#### REQUIRED WORK:
Repeat the records below exactly.

#### SUPPLIED MATERIAL:
[Begin]
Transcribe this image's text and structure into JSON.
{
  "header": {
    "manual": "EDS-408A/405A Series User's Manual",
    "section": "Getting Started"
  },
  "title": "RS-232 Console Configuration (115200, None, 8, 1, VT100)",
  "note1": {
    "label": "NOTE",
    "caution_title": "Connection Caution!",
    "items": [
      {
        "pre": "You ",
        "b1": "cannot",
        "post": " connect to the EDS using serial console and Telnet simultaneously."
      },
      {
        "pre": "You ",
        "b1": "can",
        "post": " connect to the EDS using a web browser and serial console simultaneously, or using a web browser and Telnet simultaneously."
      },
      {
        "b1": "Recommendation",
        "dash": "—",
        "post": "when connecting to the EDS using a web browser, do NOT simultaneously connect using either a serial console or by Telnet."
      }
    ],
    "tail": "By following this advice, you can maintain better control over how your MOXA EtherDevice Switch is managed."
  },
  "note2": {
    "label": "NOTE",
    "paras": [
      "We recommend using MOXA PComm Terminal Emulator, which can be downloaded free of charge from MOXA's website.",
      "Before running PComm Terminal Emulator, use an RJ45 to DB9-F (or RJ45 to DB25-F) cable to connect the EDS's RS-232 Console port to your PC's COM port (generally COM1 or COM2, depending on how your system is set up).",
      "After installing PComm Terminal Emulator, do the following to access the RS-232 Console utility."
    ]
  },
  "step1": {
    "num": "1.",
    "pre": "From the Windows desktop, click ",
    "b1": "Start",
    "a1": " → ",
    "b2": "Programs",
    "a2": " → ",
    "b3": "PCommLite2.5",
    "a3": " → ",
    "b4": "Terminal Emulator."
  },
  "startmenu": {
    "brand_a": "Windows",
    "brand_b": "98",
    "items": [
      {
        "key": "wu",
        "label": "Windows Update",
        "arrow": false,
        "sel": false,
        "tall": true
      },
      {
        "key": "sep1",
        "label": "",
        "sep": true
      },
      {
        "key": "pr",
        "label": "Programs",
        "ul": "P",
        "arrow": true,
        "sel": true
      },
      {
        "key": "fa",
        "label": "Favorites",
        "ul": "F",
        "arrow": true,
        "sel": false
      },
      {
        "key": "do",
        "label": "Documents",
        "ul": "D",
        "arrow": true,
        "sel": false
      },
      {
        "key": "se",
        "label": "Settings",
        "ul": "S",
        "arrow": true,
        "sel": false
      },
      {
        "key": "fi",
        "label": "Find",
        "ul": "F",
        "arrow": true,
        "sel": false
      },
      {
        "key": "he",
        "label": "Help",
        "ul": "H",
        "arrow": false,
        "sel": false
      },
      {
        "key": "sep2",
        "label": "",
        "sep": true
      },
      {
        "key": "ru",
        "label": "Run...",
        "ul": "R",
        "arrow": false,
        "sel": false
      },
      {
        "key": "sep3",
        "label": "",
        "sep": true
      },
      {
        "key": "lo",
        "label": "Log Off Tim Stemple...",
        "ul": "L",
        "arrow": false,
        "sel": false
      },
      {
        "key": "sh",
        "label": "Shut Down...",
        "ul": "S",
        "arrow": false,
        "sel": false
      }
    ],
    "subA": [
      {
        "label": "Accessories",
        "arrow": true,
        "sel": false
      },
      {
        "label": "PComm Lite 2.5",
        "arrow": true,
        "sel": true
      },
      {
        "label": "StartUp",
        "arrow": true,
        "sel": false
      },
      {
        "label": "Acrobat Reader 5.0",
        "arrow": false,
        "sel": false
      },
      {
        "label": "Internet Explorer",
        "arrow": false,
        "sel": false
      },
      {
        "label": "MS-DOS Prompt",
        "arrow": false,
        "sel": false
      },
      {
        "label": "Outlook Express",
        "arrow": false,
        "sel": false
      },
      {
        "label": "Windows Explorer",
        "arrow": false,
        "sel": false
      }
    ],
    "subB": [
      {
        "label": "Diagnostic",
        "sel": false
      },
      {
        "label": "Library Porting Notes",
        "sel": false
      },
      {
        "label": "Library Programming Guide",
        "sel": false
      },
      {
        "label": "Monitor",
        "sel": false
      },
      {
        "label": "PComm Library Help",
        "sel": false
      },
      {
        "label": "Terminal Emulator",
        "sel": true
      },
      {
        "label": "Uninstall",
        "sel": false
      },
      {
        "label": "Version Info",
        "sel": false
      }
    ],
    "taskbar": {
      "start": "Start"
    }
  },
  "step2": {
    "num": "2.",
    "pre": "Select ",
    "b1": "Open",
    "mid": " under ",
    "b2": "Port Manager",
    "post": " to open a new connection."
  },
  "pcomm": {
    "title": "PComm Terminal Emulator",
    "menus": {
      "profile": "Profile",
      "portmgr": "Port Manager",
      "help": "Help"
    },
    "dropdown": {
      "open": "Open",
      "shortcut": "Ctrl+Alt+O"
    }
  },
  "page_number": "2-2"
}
[End]
#### TASK SOLUTION:
Transcribe this image's text and structure into JSON.
{
  "header": {
    "manual": "EDS-408A/405A Series User's Manual",
    "section": "Getting Started"
  },
  "title": "RS-232 Console Configuration (115200, None, 8, 1, VT100)",
  "note1": {
    "label": "NOTE",
    "caution_title": "Connection Caution!",
    "items": [
      {
        "pre": "You ",
        "b1": "cannot",
        "post": " connect to the EDS using serial console and Telnet simultaneously."
      },
      {
        "pre": "You ",
        "b1": "can",
        "post": " connect to the EDS using a web browser and serial console simultaneously, or using a web browser and Telnet simultaneously."
      },
      {
        "b1": "Recommendation",
        "dash": "—",
        "post": "when connecting to the EDS using a web browser, do NOT simultaneously connect using either a serial console or by Telnet."
      }
    ],
    "tail": "By following this advice, you can maintain better control over how your MOXA EtherDevice Switch is managed."
  },
  "note2": {
    "label": "NOTE",
    "paras": [
      "We recommend using MOXA PComm Terminal Emulator, which can be downloaded free of charge from MOXA's website.",
      "Before running PComm Terminal Emulator, use an RJ45 to DB9-F (or RJ45 to DB25-F) cable to connect the EDS's RS-232 Console port to your PC's COM port (generally COM1 or COM2, depending on how your system is set up).",
      "After installing PComm Terminal Emulator, do the following to access the RS-232 Console utility."
    ]
  },
  "step1": {
    "num": "1.",
    "pre": "From the Windows desktop, click ",
    "b1": "Start",
    "a1": " → ",
    "b2": "Programs",
    "a2": " → ",
    "b3": "PCommLite2.5",
    "a3": " → ",
    "b4": "Terminal Emulator."
  },
  "startmenu": {
    "brand_a": "Windows",
    "brand_b": "98",
    "items": [
      {
        "key": "wu",
        "label": "Windows Update",
        "arrow": false,
        "sel": false,
        "tall": true
      },
      {
        "key": "sep1",
        "label": "",
        "sep": true
      },
      {
        "key": "pr",
        "label": "Programs",
        "ul": "P",
        "arrow": true,
        "sel": true
      },
      {
        "key": "fa",
        "label": "Favorites",
        "ul": "F",
        "arrow": true,
        "sel": false
      },
      {
        "key": "do",
        "label": "Documents",
        "ul": "D",
        "arrow": true,
        "sel": false
      },
      {
        "key": "se",
        "label": "Settings",
        "ul": "S",
        "arrow": true,
        "sel": false
      },
      {
        "key": "fi",
        "label": "Find",
        "ul": "F",
        "arrow": true,
        "sel": false
      },
      {
        "key": "he",
        "label": "Help",
        "ul": "H",
        "arrow": false,
        "sel": false
      },
      {
        "key": "sep2",
        "label": "",
        "sep": true
      },
      {
        "key": "ru",
        "label": "Run...",
        "ul": "R",
        "arrow": false,
        "sel": false
      },
      {
        "key": "sep3",
        "label": "",
        "sep": true
      },
      {
        "key": "lo",
        "label": "Log Off Tim Stemple...",
        "ul": "L",
        "arrow": false,
        "sel": false
      },
      {
        "key": "sh",
        "label": "Shut Down...",
        "ul": "S",
        "arrow": false,
        "sel": false
      }
    ],
    "subA": [
      {
        "label": "Accessories",
        "arrow": true,
        "sel": false
      },
      {
        "label": "PComm Lite 2.5",
        "arrow": true,
        "sel": true
      },
      {
        "label": "StartUp",
        "arrow": true,
        "sel": false
      },
      {
        "label": "Acrobat Reader 5.0",
        "arrow": false,
        "sel": false
      },
      {
        "label": "Internet Explorer",
        "arrow": false,
        "sel": false
      },
      {
        "label": "MS-DOS Prompt",
        "arrow": false,
        "sel": false
      },
      {
        "label": "Outlook Express",
        "arrow": false,
        "sel": false
      },
      {
        "label": "Windows Explorer",
        "arrow": false,
        "sel": false
      }
    ],
    "subB": [
      {
        "label": "Diagnostic",
        "sel": false
      },
      {
        "label": "Library Porting Notes",
        "sel": false
      },
      {
        "label": "Library Programming Guide",
        "sel": false
      },
      {
        "label": "Monitor",
        "sel": false
      },
      {
        "label": "PComm Library Help",
        "sel": false
      },
      {
        "label": "Terminal Emulator",
        "sel": true
      },
      {
        "label": "Uninstall",
        "sel": false
      },
      {
        "label": "Version Info",
        "sel": false
      }
    ],
    "taskbar": {
      "start": "Start"
    }
  },
  "step2": {
    "num": "2.",
    "pre": "Select ",
    "b1": "Open",
    "mid": " under ",
    "b2": "Port Manager",
    "post": " to open a new connection."
  },
  "pcomm": {
    "title": "PComm Terminal Emulator",
    "menus": {
      "profile": "Profile",
      "portmgr": "Port Manager",
      "help": "Help"
    },
    "dropdown": {
      "open": "Open",
      "shortcut": "Ctrl+Alt+O"
    }
  },
  "page_number": "2-2"
}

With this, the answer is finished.